EXERCISE BRIEF:
Verbatim output of all the material below is required.

====== DATA SUPPLIED

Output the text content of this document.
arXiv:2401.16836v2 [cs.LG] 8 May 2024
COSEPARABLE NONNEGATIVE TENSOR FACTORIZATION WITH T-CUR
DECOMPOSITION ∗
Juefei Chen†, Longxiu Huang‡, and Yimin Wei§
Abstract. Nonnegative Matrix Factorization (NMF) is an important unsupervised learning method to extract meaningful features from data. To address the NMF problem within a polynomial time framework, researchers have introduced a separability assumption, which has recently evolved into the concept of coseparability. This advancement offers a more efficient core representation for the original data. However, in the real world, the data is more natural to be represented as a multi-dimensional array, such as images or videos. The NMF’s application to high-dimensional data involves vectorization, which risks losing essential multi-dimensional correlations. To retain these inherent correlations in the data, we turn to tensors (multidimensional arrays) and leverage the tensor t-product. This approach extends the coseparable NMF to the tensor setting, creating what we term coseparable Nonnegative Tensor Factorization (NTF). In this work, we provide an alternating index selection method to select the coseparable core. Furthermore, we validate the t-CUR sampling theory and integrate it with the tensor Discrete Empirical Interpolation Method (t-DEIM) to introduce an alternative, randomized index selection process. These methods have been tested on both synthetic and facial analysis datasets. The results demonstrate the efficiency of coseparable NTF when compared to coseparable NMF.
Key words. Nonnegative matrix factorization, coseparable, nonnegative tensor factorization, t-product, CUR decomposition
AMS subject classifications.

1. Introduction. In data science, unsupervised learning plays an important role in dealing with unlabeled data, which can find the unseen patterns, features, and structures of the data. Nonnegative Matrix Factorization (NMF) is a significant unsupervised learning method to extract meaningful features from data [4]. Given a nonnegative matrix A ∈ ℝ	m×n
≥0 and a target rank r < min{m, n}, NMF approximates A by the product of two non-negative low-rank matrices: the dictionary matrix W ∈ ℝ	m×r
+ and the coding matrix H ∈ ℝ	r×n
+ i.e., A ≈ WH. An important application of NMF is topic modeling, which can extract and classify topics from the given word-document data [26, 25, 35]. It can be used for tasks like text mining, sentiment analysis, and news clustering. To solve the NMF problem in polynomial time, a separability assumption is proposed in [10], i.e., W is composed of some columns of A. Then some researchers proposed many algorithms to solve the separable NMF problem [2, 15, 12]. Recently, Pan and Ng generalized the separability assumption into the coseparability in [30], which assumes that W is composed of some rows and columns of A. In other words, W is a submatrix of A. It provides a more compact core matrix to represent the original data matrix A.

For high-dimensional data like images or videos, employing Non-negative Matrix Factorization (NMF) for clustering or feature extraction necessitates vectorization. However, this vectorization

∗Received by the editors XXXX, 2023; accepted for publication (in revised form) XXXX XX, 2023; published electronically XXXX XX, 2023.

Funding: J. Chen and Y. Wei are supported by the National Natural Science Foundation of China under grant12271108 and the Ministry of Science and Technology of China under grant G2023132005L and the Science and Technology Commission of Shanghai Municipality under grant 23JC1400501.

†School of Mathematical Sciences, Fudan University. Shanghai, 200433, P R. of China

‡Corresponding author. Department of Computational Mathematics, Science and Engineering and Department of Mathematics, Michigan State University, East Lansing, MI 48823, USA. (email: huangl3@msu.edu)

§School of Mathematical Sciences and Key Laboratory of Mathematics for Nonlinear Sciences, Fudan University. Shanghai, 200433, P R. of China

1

============

COMPLETED EXERCISE:
Output the text content of this document.
arXiv:2401.16836v2 [cs.LG] 8 May 2024
COSEPARABLE NONNEGATIVE TENSOR FACTORIZATION WITH T-CUR
DECOMPOSITION ∗
Juefei Chen†, Longxiu Huang‡, and Yimin Wei§
Abstract. Nonnegative Matrix Factorization (NMF) is an important unsupervised learning method to extract meaningful features from data. To address the NMF problem within a polynomial time framework, researchers have introduced a separability assumption, which has recently evolved into the concept of coseparability. This advancement offers a more efficient core representation for the original data. However, in the real world, the data is more natural to be represented as a multi-dimensional array, such as images or videos. The NMF’s application to high-dimensional data involves vectorization, which risks losing essential multi-dimensional correlations. To retain these inherent correlations in the data, we turn to tensors (multidimensional arrays) and leverage the tensor t-product. This approach extends the coseparable NMF to the tensor setting, creating what we term coseparable Nonnegative Tensor Factorization (NTF). In this work, we provide an alternating index selection method to select the coseparable core. Furthermore, we validate the t-CUR sampling theory and integrate it with the tensor Discrete Empirical Interpolation Method (t-DEIM) to introduce an alternative, randomized index selection process. These methods have been tested on both synthetic and facial analysis datasets. The results demonstrate the efficiency of coseparable NTF when compared to coseparable NMF.
Key words. Nonnegative matrix factorization, coseparable, nonnegative tensor factorization, t-product, CUR decomposition
AMS subject classifications.

1. Introduction. In data science, unsupervised learning plays an important role in dealing with unlabeled data, which can find the unseen patterns, features, and structures of the data. Nonnegative Matrix Factorization (NMF) is a significant unsupervised learning method to extract meaningful features from data [4]. Given a nonnegative matrix A ∈ ℝ	m×n
≥0 and a target rank r < min{m, n}, NMF approximates A by the product of two non-negative low-rank matrices: the dictionary matrix W ∈ ℝ	m×r
+ and the coding matrix H ∈ ℝ	r×n
+ i.e., A ≈ WH. An important application of NMF is topic modeling, which can extract and classify topics from the given word-document data [26, 25, 35]. It can be used for tasks like text mining, sentiment analysis, and news clustering. To solve the NMF problem in polynomial time, a separability assumption is proposed in [10], i.e., W is composed of some columns of A. Then some researchers proposed many algorithms to solve the separable NMF problem [2, 15, 12]. Recently, Pan and Ng generalized the separability assumption into the coseparability in [30], which assumes that W is composed of some rows and columns of A. In other words, W is a submatrix of A. It provides a more compact core matrix to represent the original data matrix A.

For high-dimensional data like images or videos, employing Non-negative Matrix Factorization (NMF) for clustering or feature extraction necessitates vectorization. However, this vectorization

∗Received by the editors XXXX, 2023; accepted for publication (in revised form) XXXX XX, 2023; published electronically XXXX XX, 2023.

Funding: J. Chen and Y. Wei are supported by the National Natural Science Foundation of China under grant12271108 and the Ministry of Science and Technology of China under grant G2023132005L and the Science and Technology Commission of Shanghai Municipality under grant 23JC1400501.

†School of Mathematical Sciences, Fudan University. Shanghai, 200433, P R. of China

‡Corresponding author. Department of Computational Mathematics, Science and Engineering and Department of Mathematics, Michigan State University, East Lansing, MI 48823, USA. (email: huangl3@msu.edu)

§School of Mathematical Sciences and Key Laboratory of Mathematics for Nonlinear Sciences, Fudan University. Shanghai, 200433, P R. of China

1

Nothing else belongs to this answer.